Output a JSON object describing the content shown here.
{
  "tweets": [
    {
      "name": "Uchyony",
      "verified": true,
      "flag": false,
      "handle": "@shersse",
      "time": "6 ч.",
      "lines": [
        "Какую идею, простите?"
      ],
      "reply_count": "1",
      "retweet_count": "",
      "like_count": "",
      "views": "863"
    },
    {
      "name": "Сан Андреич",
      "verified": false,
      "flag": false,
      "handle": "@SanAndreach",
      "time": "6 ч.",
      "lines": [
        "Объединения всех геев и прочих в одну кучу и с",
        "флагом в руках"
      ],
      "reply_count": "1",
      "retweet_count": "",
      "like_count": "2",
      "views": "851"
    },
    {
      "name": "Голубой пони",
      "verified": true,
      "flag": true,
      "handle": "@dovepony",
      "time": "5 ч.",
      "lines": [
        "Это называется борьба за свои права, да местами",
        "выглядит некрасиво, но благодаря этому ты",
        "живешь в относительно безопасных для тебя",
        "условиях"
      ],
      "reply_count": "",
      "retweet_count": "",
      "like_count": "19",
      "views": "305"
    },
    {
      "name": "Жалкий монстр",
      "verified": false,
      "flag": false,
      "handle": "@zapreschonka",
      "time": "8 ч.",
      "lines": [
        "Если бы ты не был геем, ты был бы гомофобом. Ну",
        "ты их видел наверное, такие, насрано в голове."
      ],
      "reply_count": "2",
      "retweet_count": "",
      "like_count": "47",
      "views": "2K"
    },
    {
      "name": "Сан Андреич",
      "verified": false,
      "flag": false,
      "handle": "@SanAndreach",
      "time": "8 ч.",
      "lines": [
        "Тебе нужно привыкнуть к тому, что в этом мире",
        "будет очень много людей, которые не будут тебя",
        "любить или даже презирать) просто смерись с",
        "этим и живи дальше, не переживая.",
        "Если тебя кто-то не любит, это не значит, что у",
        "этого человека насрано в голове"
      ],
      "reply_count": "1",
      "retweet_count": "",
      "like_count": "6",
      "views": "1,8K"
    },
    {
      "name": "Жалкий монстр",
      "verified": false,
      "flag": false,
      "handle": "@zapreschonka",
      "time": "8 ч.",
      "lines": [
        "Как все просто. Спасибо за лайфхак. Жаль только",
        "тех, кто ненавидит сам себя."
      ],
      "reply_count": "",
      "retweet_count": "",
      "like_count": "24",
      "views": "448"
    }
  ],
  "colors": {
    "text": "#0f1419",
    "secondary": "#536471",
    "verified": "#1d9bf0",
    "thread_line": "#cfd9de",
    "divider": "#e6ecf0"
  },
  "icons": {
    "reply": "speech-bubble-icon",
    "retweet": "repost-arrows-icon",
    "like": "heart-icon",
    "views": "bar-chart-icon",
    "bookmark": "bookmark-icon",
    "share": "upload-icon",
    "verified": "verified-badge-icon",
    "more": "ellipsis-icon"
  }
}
---
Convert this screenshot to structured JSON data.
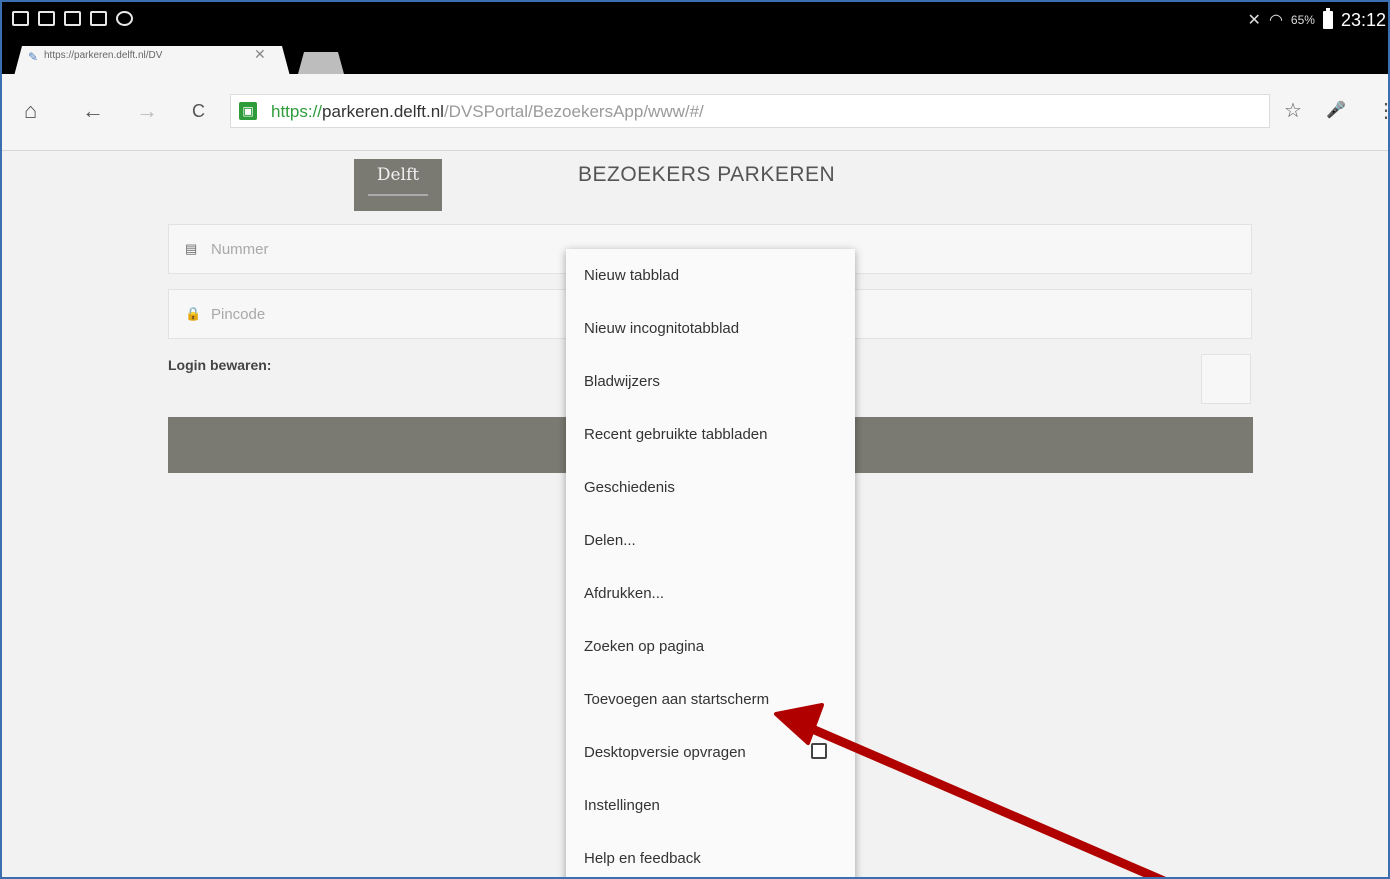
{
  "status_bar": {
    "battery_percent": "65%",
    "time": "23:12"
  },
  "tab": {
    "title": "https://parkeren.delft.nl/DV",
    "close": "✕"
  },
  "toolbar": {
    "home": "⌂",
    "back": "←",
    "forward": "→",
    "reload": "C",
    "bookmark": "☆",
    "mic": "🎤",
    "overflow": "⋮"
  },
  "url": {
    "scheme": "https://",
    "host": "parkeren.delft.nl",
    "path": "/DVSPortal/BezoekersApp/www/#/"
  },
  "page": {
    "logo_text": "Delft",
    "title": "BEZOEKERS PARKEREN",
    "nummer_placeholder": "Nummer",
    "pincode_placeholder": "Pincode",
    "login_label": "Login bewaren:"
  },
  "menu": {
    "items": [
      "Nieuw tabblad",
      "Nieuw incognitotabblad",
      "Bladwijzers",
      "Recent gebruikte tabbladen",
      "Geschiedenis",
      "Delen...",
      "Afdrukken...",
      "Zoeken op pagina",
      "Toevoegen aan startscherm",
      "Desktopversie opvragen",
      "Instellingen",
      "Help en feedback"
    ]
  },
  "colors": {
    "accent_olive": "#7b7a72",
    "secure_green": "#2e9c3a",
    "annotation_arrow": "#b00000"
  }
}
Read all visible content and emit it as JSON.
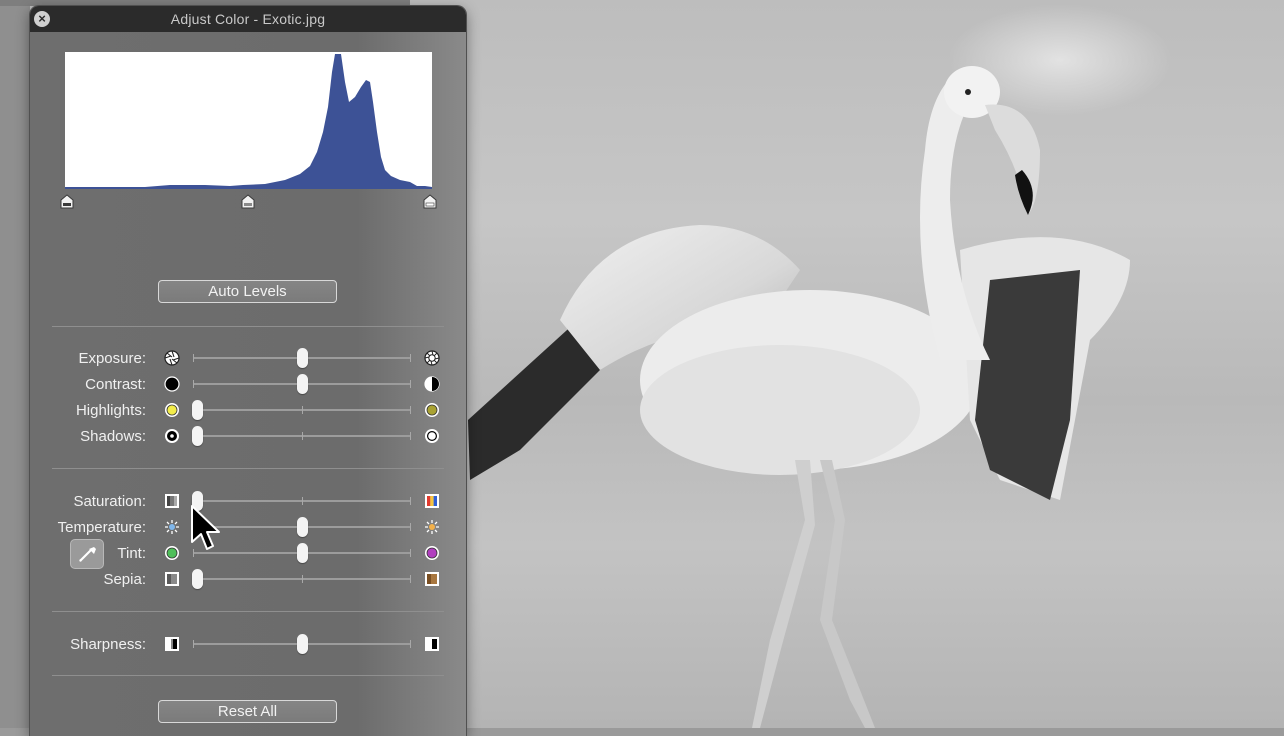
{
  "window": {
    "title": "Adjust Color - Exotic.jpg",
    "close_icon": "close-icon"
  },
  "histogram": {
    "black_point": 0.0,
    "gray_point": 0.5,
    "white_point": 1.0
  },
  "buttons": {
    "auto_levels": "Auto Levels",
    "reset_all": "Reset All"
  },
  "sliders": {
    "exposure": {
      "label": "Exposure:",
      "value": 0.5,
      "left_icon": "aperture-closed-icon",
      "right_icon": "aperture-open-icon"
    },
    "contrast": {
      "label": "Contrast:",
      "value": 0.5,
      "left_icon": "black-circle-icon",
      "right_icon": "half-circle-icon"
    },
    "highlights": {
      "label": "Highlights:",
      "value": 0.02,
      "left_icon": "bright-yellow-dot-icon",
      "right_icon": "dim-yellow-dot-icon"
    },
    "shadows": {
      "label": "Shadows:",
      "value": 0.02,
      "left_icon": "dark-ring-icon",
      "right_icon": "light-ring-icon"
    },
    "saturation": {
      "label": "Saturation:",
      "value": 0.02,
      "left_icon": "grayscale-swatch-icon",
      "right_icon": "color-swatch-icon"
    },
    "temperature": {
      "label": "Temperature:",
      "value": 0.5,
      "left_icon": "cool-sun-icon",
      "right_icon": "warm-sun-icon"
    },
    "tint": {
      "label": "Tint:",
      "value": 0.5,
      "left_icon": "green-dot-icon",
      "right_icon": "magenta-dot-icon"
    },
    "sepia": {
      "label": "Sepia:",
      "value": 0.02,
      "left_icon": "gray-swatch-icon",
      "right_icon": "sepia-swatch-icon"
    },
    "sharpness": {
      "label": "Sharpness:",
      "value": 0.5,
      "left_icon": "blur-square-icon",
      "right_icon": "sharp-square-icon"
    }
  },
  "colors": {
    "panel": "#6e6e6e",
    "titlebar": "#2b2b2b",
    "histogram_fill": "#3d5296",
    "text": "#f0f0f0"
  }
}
==
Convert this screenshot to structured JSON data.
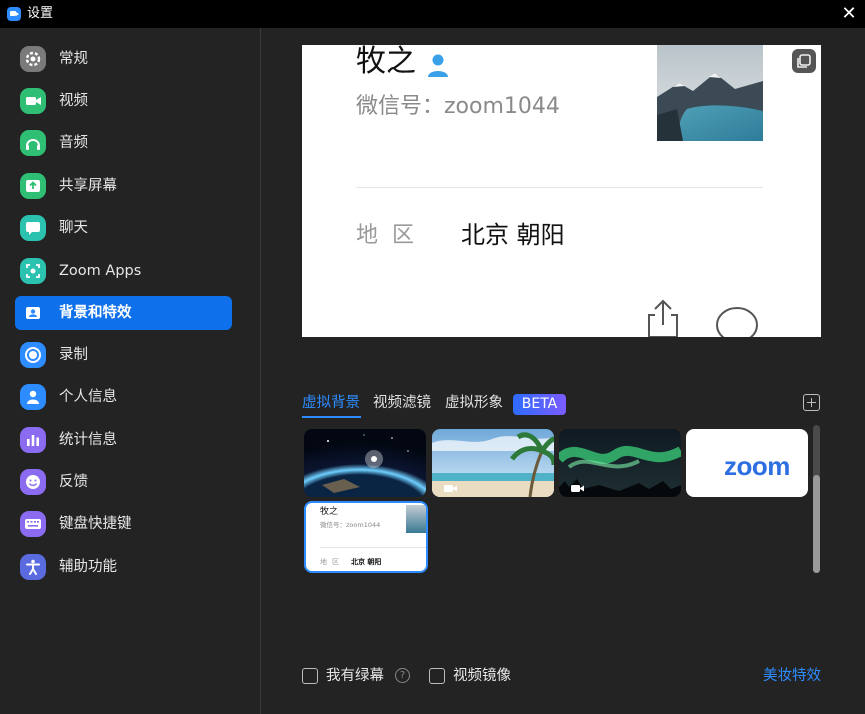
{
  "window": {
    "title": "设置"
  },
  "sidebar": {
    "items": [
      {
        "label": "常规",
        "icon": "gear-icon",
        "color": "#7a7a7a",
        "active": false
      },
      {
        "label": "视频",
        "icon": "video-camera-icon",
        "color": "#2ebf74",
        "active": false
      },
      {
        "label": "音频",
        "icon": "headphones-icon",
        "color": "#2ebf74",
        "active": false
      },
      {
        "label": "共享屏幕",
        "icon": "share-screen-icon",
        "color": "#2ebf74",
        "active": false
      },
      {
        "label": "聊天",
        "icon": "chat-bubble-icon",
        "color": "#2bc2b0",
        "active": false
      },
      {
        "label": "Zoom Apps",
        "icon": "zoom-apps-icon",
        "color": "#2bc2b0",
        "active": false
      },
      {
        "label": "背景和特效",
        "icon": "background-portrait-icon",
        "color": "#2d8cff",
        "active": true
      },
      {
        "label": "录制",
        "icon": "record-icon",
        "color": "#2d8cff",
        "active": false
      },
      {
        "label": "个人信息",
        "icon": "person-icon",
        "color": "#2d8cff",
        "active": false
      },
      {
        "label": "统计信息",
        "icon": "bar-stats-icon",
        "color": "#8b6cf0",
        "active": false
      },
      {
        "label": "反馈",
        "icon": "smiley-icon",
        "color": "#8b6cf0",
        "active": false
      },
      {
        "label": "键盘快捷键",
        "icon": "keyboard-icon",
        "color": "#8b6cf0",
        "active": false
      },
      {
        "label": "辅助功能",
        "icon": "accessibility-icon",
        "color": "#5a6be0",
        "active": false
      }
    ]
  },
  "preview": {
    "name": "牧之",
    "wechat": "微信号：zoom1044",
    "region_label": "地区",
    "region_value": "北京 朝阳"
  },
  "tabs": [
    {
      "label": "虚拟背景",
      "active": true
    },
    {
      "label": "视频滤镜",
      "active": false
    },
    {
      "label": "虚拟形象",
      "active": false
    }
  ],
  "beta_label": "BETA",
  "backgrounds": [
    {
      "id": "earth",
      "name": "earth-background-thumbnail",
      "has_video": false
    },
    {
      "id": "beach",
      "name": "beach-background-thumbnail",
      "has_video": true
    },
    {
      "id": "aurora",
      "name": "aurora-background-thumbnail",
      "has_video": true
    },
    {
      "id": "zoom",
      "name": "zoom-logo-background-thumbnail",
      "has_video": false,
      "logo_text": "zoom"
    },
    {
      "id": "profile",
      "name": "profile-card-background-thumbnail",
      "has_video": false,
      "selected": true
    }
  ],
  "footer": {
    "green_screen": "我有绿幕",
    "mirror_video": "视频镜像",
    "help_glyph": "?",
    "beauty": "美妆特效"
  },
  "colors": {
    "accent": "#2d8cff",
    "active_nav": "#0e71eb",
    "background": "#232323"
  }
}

## Short problem
State how many lines in the records above contain the word "aurora", giving only the number.

## Output for this exercise
2